** Begin **

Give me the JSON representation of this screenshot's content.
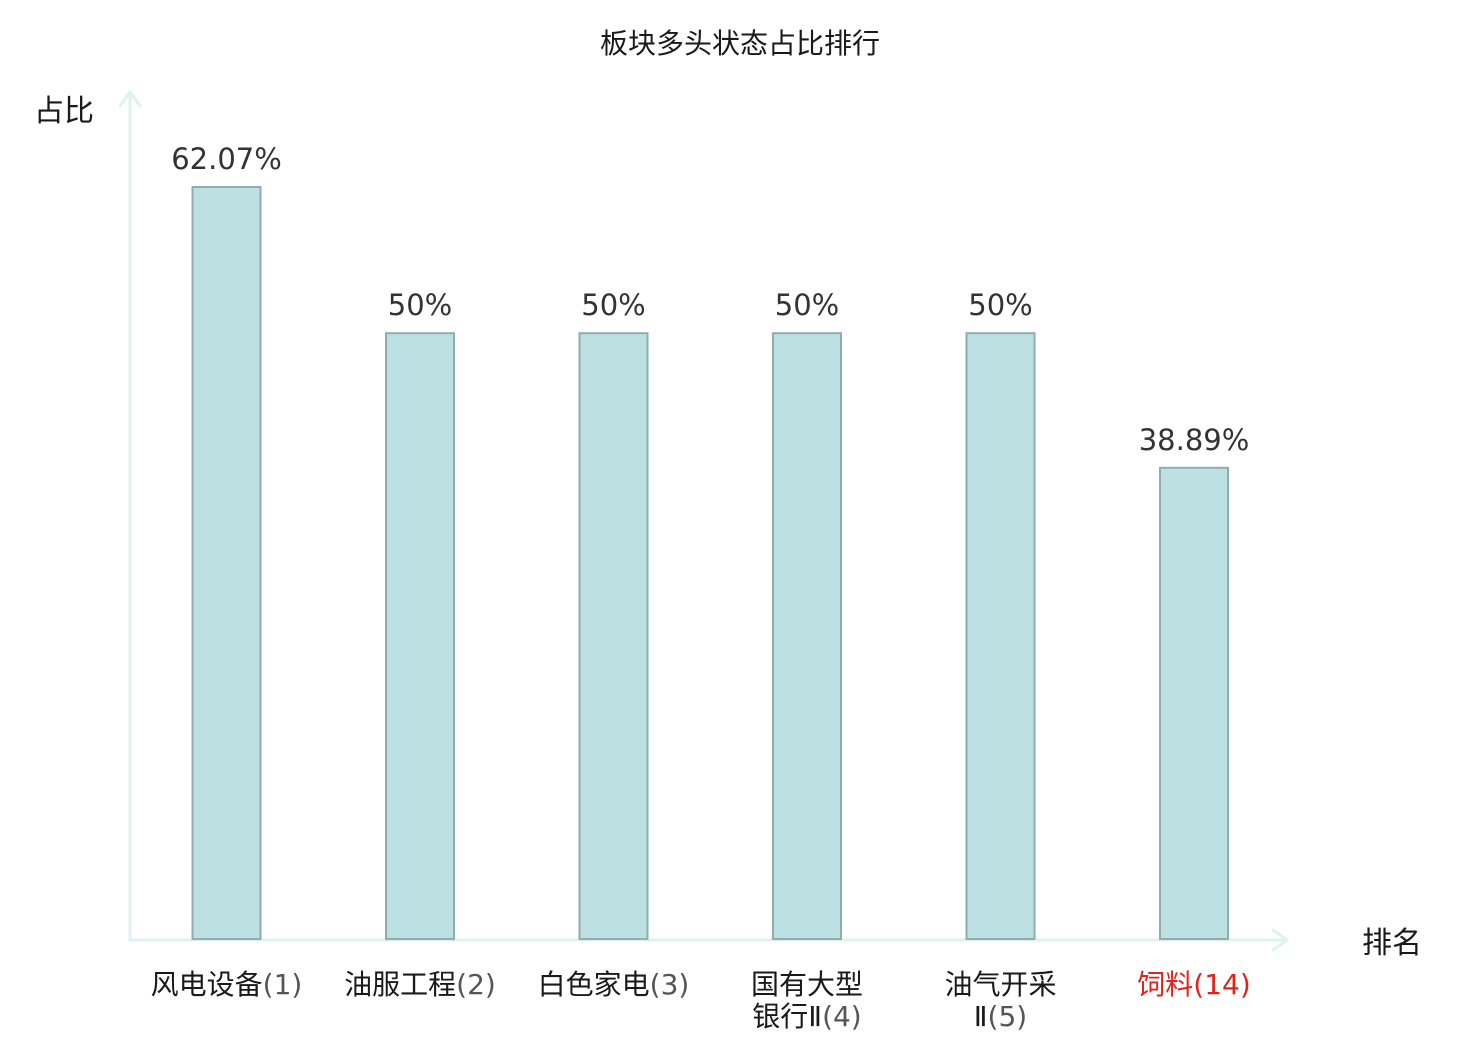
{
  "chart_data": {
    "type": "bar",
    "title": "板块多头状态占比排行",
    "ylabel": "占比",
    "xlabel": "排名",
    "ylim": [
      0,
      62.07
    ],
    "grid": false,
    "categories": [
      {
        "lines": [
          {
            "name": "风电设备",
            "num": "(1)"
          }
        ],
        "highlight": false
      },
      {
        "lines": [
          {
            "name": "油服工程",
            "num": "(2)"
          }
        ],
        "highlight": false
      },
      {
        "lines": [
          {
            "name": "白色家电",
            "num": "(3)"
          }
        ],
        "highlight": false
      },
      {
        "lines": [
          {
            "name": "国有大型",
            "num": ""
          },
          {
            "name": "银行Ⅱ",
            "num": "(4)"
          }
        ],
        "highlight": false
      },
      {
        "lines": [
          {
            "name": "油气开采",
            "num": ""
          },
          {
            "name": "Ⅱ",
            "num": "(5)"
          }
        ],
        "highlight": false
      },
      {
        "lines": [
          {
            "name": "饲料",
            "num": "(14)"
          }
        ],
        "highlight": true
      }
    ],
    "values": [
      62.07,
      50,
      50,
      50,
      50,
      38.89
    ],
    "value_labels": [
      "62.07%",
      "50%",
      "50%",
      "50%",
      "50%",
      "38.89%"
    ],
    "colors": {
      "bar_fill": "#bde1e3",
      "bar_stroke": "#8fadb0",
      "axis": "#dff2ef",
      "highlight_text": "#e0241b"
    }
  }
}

** End **
** Begin **

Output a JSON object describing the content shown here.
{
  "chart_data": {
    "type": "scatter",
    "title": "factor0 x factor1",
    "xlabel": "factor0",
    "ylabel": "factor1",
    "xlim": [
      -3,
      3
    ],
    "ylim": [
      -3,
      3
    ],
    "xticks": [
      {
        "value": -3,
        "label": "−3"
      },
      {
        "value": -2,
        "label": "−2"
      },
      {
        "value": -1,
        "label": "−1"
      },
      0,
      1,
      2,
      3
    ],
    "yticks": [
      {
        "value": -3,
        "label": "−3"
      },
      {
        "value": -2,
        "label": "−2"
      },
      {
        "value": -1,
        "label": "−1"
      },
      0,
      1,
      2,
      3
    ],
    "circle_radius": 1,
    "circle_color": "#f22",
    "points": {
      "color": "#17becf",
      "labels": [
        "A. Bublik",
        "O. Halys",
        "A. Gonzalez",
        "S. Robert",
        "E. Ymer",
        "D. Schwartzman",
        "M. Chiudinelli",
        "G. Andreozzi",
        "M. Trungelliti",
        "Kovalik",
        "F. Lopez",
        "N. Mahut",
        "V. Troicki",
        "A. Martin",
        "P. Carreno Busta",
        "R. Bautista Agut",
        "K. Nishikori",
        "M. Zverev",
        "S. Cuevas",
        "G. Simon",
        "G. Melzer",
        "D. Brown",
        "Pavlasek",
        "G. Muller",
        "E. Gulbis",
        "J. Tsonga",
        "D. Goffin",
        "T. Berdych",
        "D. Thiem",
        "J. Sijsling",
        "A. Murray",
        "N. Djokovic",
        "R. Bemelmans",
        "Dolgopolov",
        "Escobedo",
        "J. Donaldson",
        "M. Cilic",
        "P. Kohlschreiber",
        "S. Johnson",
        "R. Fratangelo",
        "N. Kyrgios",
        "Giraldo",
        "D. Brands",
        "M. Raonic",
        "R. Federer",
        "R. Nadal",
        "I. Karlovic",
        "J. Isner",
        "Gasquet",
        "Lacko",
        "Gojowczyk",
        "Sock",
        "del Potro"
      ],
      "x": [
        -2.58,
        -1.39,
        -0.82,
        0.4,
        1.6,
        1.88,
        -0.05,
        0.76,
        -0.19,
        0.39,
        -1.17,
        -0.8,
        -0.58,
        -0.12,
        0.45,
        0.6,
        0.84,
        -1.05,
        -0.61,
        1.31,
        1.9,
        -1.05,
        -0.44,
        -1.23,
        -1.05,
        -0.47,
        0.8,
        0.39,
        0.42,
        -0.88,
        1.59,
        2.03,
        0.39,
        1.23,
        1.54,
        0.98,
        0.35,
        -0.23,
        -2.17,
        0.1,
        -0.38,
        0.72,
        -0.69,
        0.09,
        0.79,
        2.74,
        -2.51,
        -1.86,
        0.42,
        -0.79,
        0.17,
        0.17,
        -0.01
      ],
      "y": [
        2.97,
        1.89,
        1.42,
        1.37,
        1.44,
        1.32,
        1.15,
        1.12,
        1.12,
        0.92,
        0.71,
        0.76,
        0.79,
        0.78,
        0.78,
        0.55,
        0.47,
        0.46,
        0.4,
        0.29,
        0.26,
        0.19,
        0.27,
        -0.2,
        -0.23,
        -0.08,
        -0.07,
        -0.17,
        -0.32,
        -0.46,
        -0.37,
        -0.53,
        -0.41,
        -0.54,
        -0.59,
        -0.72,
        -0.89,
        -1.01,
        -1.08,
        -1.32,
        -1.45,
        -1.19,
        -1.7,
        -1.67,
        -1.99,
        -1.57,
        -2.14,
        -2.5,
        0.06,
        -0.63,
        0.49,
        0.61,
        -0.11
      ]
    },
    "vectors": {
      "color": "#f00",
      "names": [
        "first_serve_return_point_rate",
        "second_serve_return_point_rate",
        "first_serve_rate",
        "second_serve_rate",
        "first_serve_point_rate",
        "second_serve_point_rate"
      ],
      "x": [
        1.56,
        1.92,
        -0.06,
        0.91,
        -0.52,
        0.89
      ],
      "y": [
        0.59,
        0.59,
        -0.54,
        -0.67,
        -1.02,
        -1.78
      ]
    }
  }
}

** End **

In the entries above, identify every line with the word "content". Copy those lines.

Give me the JSON representation of this screenshot's content.
Output a JSON object describing the content shown here.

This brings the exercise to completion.